▸ **TASK GOAL**
Copy out all lines carrying the word "emoji".

▸ **ITEMS**
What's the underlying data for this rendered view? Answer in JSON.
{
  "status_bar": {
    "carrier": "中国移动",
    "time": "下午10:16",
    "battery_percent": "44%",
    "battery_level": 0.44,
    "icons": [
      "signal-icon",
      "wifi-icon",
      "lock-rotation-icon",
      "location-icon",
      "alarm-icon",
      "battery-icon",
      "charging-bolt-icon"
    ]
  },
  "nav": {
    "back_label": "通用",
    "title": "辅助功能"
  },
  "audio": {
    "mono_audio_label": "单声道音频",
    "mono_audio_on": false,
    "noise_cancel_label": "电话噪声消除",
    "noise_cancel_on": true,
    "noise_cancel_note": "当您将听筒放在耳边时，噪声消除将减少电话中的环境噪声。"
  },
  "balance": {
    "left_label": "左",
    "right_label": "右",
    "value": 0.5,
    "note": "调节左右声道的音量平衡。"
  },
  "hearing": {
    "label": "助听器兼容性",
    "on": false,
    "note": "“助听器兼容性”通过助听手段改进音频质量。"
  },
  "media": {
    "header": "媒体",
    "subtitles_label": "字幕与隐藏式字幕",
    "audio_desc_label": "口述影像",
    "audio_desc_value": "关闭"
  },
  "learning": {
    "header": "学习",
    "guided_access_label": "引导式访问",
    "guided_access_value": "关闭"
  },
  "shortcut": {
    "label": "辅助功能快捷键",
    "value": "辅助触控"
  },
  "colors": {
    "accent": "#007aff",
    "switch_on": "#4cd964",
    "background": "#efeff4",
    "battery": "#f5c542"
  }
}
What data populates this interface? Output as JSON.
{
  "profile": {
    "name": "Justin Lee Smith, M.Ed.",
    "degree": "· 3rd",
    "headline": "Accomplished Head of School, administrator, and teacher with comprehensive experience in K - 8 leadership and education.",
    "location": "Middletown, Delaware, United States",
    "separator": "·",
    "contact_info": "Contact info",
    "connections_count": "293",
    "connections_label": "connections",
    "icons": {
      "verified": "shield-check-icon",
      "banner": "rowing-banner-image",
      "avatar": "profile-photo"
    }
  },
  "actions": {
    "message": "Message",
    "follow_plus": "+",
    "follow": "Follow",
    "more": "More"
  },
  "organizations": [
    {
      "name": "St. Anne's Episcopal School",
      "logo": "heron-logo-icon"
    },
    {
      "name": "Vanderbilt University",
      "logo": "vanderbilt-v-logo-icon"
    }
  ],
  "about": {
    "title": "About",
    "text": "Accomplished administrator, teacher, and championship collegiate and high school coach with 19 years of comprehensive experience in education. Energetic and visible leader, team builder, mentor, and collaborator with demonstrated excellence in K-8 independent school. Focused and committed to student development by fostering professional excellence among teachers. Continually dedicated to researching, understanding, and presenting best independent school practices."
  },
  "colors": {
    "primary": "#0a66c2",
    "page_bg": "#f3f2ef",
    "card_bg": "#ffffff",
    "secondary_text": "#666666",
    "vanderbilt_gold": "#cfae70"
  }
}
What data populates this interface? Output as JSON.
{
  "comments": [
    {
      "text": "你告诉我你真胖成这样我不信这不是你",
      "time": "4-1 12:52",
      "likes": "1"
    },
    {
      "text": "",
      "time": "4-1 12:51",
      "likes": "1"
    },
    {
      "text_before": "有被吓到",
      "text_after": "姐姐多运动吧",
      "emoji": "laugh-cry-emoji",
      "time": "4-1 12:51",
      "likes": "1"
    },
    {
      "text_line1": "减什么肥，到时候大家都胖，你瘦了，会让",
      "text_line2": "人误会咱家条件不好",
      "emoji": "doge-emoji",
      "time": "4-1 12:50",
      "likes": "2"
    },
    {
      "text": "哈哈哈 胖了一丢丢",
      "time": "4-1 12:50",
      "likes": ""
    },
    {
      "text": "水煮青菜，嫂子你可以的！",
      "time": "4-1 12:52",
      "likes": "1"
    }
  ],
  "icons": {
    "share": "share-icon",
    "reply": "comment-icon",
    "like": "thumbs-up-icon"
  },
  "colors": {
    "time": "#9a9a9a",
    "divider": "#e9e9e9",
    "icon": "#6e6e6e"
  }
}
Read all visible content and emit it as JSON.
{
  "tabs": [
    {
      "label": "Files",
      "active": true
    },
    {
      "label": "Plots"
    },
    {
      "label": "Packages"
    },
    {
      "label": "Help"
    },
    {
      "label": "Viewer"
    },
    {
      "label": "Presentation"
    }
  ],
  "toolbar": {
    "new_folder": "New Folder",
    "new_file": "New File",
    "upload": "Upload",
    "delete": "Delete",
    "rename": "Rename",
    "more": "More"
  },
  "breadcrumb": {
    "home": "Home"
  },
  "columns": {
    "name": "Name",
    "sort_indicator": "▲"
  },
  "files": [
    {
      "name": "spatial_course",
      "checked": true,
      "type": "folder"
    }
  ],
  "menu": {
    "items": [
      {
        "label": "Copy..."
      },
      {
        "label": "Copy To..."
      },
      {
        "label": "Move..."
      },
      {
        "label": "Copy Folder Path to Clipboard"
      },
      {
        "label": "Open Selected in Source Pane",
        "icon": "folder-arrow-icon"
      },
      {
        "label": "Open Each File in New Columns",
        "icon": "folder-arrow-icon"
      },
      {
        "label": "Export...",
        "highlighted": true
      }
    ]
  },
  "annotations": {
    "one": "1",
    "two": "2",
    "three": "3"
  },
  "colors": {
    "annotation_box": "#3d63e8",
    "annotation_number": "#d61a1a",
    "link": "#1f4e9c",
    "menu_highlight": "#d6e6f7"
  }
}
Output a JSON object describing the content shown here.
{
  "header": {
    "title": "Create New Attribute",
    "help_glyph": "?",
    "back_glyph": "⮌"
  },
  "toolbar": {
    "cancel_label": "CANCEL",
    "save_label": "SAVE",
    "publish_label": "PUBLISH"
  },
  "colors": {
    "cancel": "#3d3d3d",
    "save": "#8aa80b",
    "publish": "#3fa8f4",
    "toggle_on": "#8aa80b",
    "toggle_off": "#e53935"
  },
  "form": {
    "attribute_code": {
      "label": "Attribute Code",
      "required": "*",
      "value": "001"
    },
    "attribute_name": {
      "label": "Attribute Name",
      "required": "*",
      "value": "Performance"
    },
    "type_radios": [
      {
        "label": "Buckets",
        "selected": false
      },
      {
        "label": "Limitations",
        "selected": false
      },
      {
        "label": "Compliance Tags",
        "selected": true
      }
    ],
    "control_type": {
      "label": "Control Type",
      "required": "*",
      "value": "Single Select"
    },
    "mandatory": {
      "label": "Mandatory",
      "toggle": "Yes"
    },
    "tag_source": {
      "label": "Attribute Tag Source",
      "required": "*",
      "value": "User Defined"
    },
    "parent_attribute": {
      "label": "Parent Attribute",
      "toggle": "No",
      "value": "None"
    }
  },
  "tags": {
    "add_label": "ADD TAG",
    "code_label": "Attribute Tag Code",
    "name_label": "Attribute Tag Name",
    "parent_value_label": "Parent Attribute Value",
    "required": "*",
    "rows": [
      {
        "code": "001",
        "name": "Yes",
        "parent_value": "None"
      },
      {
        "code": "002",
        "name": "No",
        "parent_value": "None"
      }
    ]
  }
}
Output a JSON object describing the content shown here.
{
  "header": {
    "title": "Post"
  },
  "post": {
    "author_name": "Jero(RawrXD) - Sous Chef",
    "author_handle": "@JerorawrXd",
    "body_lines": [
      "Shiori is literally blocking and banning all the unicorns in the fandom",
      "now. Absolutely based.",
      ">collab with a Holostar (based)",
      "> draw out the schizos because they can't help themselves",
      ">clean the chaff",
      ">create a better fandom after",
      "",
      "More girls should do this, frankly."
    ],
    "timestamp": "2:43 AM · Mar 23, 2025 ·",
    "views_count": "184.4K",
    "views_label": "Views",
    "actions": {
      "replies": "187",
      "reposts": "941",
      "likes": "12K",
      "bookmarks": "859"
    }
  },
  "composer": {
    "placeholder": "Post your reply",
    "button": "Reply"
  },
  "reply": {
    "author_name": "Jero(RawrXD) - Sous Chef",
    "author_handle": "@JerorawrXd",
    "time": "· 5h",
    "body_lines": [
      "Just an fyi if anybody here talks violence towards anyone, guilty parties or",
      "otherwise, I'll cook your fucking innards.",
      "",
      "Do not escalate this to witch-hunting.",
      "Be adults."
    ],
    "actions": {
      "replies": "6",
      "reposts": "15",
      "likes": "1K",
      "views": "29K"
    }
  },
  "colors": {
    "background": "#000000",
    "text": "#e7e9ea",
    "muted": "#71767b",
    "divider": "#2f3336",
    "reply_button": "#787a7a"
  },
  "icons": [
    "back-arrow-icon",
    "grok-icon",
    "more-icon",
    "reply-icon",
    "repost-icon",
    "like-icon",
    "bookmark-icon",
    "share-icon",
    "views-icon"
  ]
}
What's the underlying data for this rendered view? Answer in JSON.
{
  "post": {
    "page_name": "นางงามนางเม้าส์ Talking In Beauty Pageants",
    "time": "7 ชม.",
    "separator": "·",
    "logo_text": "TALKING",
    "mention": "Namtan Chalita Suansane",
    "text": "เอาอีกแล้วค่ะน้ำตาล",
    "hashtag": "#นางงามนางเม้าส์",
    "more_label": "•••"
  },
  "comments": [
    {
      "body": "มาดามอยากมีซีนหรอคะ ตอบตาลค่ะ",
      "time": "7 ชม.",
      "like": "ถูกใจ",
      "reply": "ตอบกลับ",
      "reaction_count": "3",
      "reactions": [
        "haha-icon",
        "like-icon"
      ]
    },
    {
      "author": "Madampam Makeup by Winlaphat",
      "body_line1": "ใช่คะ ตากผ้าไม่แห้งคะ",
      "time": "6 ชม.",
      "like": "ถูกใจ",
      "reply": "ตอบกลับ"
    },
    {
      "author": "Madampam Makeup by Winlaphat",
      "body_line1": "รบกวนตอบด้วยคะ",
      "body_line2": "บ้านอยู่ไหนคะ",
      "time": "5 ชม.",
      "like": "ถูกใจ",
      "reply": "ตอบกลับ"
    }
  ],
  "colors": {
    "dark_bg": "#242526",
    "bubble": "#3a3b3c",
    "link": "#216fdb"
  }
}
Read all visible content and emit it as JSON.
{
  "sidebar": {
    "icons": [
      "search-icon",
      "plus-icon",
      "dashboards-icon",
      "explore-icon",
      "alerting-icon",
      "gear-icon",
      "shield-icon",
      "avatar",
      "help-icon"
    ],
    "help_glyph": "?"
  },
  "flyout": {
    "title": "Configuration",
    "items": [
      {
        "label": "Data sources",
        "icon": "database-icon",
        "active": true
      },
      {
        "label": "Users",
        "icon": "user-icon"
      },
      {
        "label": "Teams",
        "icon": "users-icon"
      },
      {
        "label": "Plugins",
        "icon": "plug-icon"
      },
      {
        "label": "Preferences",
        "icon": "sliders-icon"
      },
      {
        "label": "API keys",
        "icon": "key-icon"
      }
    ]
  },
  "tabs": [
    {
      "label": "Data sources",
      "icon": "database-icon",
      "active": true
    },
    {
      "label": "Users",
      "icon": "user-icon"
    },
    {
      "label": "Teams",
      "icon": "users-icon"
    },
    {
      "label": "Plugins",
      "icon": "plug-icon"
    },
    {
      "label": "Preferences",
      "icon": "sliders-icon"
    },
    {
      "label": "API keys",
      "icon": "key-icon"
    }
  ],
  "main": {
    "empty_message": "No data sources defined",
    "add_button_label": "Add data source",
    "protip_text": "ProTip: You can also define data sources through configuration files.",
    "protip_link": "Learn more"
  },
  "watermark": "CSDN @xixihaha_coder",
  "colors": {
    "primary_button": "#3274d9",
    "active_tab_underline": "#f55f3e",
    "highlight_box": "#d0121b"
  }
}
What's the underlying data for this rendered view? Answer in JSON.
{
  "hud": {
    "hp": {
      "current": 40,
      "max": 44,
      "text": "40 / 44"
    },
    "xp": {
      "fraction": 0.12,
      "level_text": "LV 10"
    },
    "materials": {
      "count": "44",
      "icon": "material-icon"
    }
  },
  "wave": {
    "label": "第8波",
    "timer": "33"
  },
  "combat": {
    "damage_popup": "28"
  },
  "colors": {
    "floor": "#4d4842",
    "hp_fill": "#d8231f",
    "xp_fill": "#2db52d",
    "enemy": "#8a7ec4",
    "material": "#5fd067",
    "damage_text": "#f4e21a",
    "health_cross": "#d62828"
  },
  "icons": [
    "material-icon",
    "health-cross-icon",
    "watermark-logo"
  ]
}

▸ **SOLUTION BELOW**
      "emoji": "laugh-cry-emoji",
      "emoji": "doge-emoji",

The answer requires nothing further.